Every line that holds "hours" should be shown.

____ Data lines

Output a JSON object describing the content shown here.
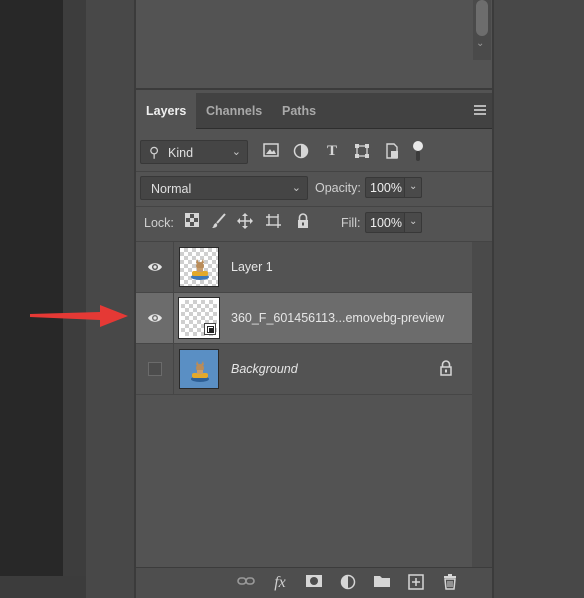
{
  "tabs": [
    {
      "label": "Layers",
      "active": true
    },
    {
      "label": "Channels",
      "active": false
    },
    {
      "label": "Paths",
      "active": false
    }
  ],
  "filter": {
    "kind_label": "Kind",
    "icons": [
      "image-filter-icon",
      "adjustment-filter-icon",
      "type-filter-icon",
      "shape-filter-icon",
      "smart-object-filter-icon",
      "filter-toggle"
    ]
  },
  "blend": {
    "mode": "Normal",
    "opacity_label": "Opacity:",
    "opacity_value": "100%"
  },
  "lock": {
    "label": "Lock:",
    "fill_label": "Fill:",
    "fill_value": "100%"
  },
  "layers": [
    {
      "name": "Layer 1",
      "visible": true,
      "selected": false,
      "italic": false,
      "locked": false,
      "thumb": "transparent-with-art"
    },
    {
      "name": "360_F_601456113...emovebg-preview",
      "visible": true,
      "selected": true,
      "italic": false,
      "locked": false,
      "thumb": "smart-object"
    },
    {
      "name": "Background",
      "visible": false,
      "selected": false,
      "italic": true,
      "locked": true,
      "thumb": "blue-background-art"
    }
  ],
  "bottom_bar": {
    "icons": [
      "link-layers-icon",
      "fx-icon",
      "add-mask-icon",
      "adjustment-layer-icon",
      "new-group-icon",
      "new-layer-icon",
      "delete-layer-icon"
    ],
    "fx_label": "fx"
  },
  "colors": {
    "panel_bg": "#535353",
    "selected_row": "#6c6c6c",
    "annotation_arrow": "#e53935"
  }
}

________
____ Data lines

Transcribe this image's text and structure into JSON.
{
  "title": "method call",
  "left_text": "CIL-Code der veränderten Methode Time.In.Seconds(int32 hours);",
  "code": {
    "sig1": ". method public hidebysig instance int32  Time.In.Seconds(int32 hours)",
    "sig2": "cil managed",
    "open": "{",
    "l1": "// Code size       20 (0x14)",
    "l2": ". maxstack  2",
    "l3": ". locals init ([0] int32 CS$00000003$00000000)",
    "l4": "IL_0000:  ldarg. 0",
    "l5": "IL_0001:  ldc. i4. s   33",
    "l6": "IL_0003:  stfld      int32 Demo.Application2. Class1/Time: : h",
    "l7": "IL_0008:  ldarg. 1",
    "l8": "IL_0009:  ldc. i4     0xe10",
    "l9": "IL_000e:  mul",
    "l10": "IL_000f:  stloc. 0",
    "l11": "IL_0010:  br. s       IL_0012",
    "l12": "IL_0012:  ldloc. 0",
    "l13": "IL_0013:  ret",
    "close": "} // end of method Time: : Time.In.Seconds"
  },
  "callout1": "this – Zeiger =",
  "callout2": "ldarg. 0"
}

________

[Solution to the exercise]:
  "left_text": "CIL-Code der veränderten Methode Time.In.Seconds(int32 hours);",
    "sig1": ". method public hidebysig instance int32  Time.In.Seconds(int32 hours)",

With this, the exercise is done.